↓↓↓

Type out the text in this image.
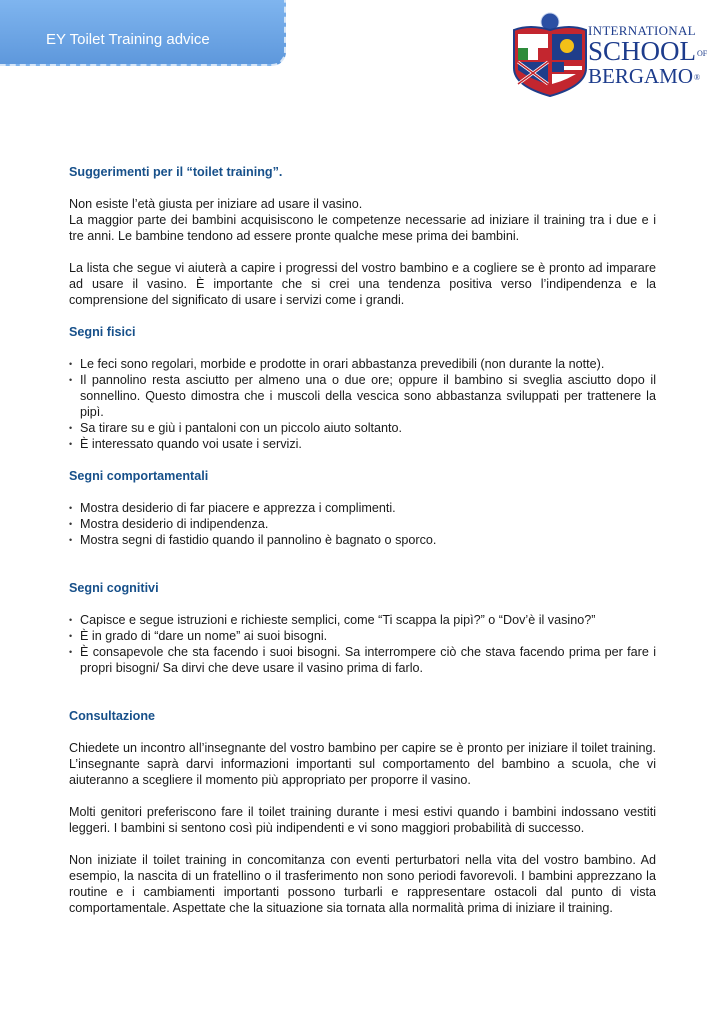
EY Toilet Training advice
INTERNATIONAL
SCHOOLOF
BERGAMO®

Suggerimenti per il “toilet training”.

Non esiste l’età giusta per iniziare ad usare il vasino.

La maggior parte dei bambini acquisiscono le competenze necessarie ad iniziare il training tra i due e i tre anni. Le bambine tendono ad essere pronte qualche mese prima dei bambini.

La lista che segue vi aiuterà a capire i progressi del vostro bambino e a cogliere se è pronto ad imparare ad usare il vasino. È importante che si crei una tendenza positiva verso l’indipendenza e la comprensione del significato di usare i servizi come i grandi.

Segni fisici

• Le feci sono regolari, morbide e prodotte in orari abbastanza prevedibili (non durante la notte).
• Il pannolino resta asciutto per almeno una o due ore; oppure il bambino si sveglia asciutto dopo il sonnellino. Questo dimostra che i muscoli della vescica sono abbastanza sviluppati per trattenere la pipì.
• Sa tirare su e giù i pantaloni con un piccolo aiuto soltanto.
• È interessato quando voi usate i servizi.

Segni comportamentali

• Mostra desiderio di far piacere e apprezza i complimenti.
• Mostra desiderio di indipendenza.
• Mostra segni di fastidio quando il pannolino è bagnato o sporco.

Segni cognitivi

• Capisce e segue istruzioni e richieste semplici, come “Ti scappa la pipì?” o “Dov’è il vasino?”
• È in grado di “dare un nome” ai suoi bisogni.
• È consapevole che sta facendo i suoi bisogni. Sa interrompere ciò che stava facendo prima per fare i propri bisogni/ Sa dirvi che deve usare il vasino prima di farlo.

Consultazione

Chiedete un incontro all’insegnante del vostro bambino per capire se è pronto per iniziare il toilet training. L’insegnante saprà darvi informazioni importanti sul comportamento del bambino a scuola, che vi aiuteranno a scegliere il momento più appropriato per proporre il vasino.

Molti genitori preferiscono fare il toilet training durante i mesi estivi quando i bambini indossano vestiti leggeri. I bambini si sentono così più indipendenti e vi sono maggiori probabilità di successo.

Non iniziate il toilet training in concomitanza con eventi perturbatori nella vita del vostro bambino. Ad esempio, la nascita di un fratellino o il trasferimento non sono periodi favorevoli. I bambini apprezzano la routine e i cambiamenti importanti possono turbarli e rappresentare ostacoli dal punto di vista comportamentale. Aspettate che la situazione sia tornata alla normalità prima di iniziare il training.
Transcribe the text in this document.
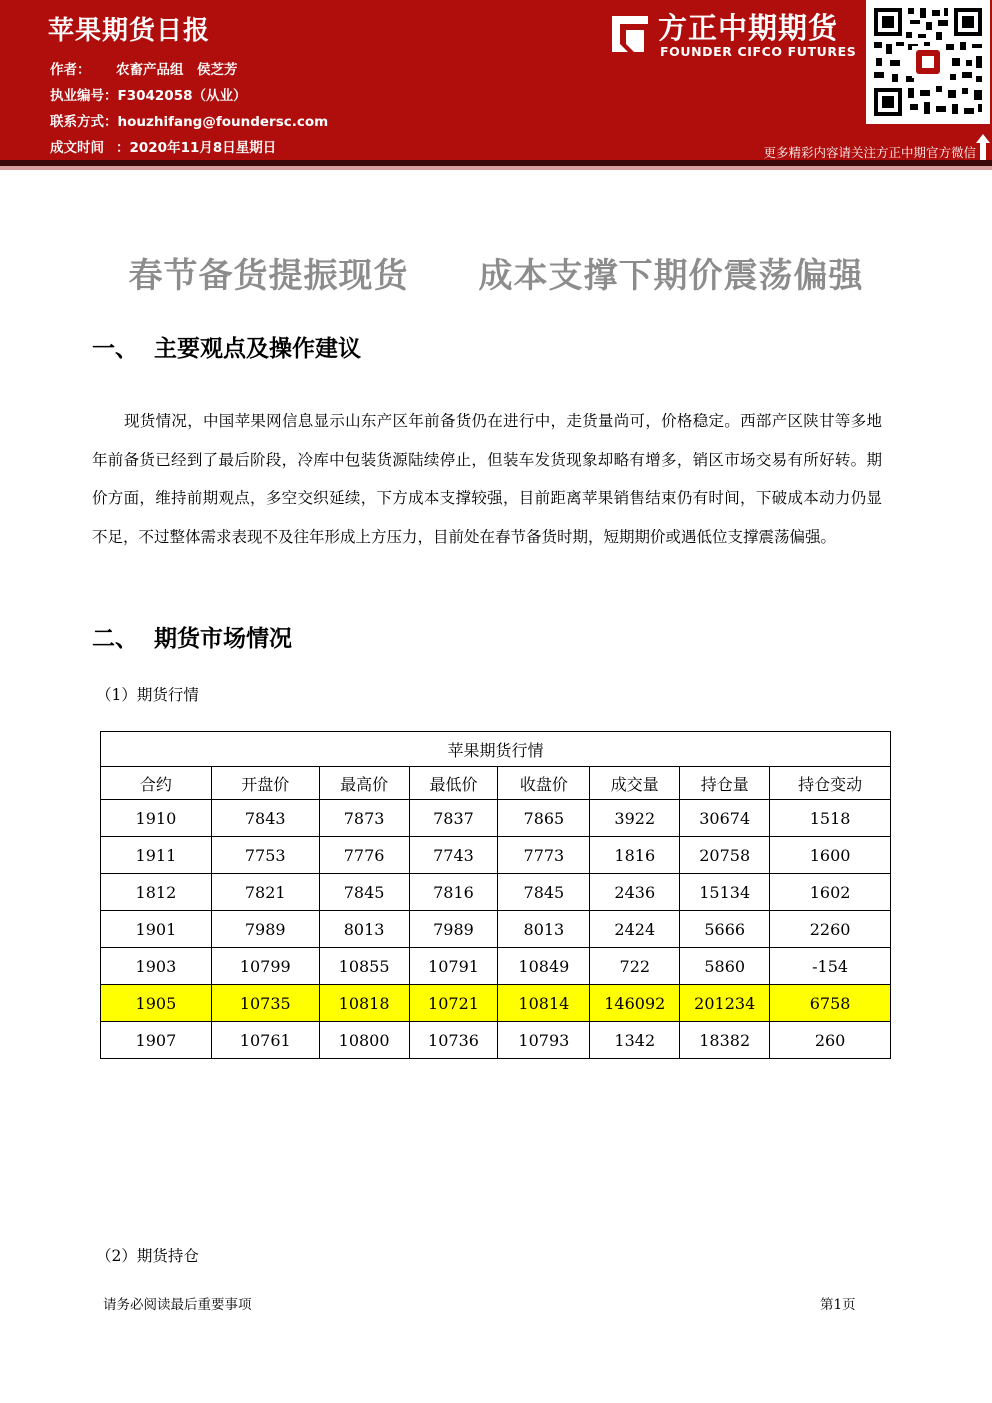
苹果期货日报
作者： 农畜产品组　侯芝芳
执业编号：F3042058（从业）
联系方式：houzhifang@foundersc.com
成文时间 ：2020年11月8日星期日
方正中期期货
FOUNDER CIFCO FUTURES
更多精彩内容请关注方正中期官方微信
春节备货提振现货 成本支撑下期价震荡偏强
一、 主要观点及操作建议
现货情况，中国苹果网信息显示山东产区年前备货仍在进行中，走货量尚可，价格稳定。西部产区陕甘等多地年前备货已经到了最后阶段，冷库中包装货源陆续停止，但装车发货现象却略有增多，销区市场交易有所好转。期价方面，维持前期观点，多空交织延续，下方成本支撑较强，目前距离苹果销售结束仍有时间，下破成本动力仍显不足，不过整体需求表现不及往年形成上方压力，目前处在春节备货时期，短期期价或遇低位支撑震荡偏强。
二、 期货市场情况
（1）期货行情
苹果期货行情							
合约	开盘价	最高价	最低价	收盘价	成交量	持仓量	持仓变动
1910	7843	7873	7837	7865	3922	30674	1518
1911	7753	7776	7743	7773	1816	20758	1600
1812	7821	7845	7816	7845	2436	15134	1602
1901	7989	8013	7989	8013	2424	5666	2260
1903	10799	10855	10791	10849	722	5860	-154
1905	10735	10818	10721	10814	146092	201234	6758
1907	10761	10800	10736	10793	1342	18382	260
（2）期货持仓
请务必阅读最后重要事项	第1页
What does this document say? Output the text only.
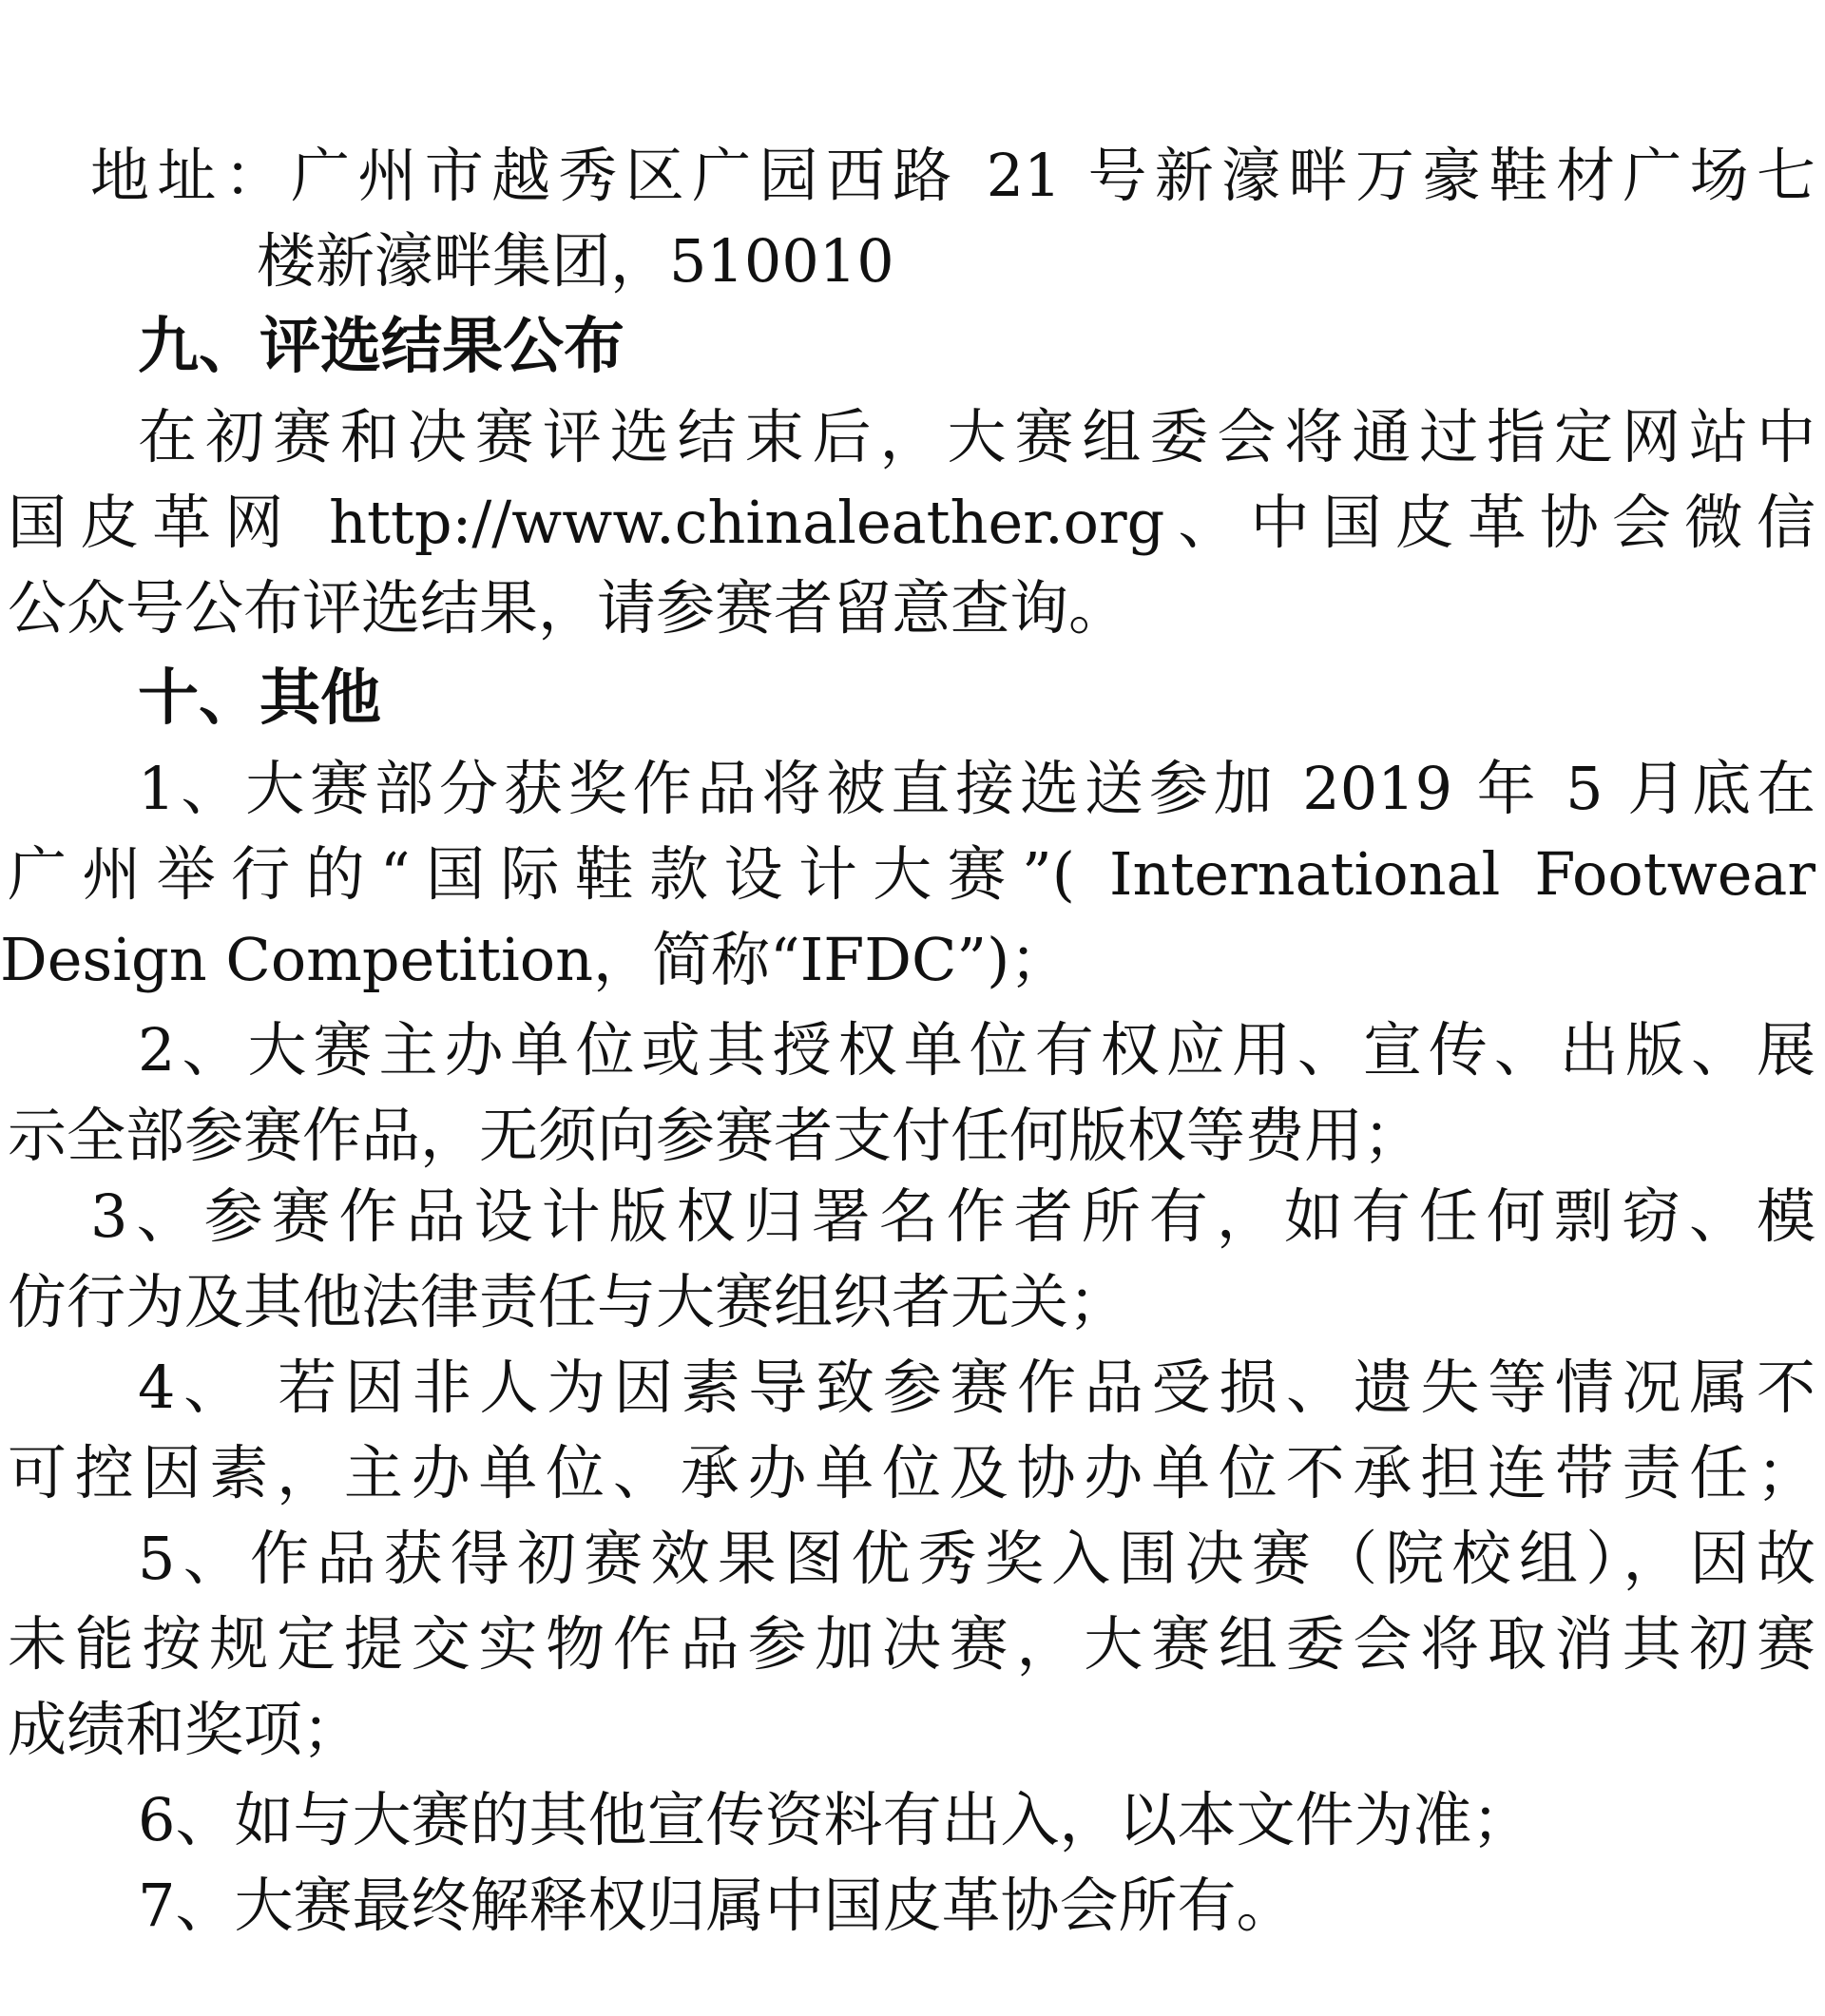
地址：广州市越秀区广园西路 21 号新濠畔万豪鞋材广场七
楼新濠畔集团，510010
九、评选结果公布
在初赛和决赛评选结束后，大赛组委会将通过指定网站中
国皮革网 http://www.chinaleather.org、中国皮革协会微信
公众号公布评选结果，请参赛者留意查询。
十、其他
1、大赛部分获奖作品将被直接选送参加 2019 年 5 月底在
广州举行的“国际鞋款设计大赛”( International Footwear
Design Competition，简称“IFDC”)；
2、大赛主办单位或其授权单位有权应用、宣传、出版、展
示全部参赛作品，无须向参赛者支付任何版权等费用；
3、参赛作品设计版权归署名作者所有，如有任何剽窃、模
仿行为及其他法律责任与大赛组织者无关；
4、 若因非人为因素导致参赛作品受损、遗失等情况属不
可控因素，主办单位、承办单位及协办单位不承担连带责任；
5、作品获得初赛效果图优秀奖入围决赛（院校组），因故
未能按规定提交实物作品参加决赛，大赛组委会将取消其初赛
成绩和奖项；
6、如与大赛的其他宣传资料有出入，以本文件为准；
7、大赛最终解释权归属中国皮革协会所有。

↑↑↑

▸ Stated exercise:
Write out again the lines from the one with "What does this" through the end of the records exactly, without any of the pictures.

▸ Completed exercise:
What does this document say? Output the text only.
地址：广州市越秀区广园西路 21 号新濠畔万豪鞋材广场七
楼新濠畔集团，510010
九、评选结果公布
在初赛和决赛评选结束后，大赛组委会将通过指定网站中
国皮革网 http://www.chinaleather.org、中国皮革协会微信
公众号公布评选结果，请参赛者留意查询。
十、其他
1、大赛部分获奖作品将被直接选送参加 2019 年 5 月底在
广州举行的“国际鞋款设计大赛”( International Footwear
Design Competition，简称“IFDC”)；
2、大赛主办单位或其授权单位有权应用、宣传、出版、展
示全部参赛作品，无须向参赛者支付任何版权等费用；
3、参赛作品设计版权归署名作者所有，如有任何剽窃、模
仿行为及其他法律责任与大赛组织者无关；
4、 若因非人为因素导致参赛作品受损、遗失等情况属不
可控因素，主办单位、承办单位及协办单位不承担连带责任；
5、作品获得初赛效果图优秀奖入围决赛（院校组），因故
未能按规定提交实物作品参加决赛，大赛组委会将取消其初赛
成绩和奖项；
6、如与大赛的其他宣传资料有出入，以本文件为准；
7、大赛最终解释权归属中国皮革协会所有。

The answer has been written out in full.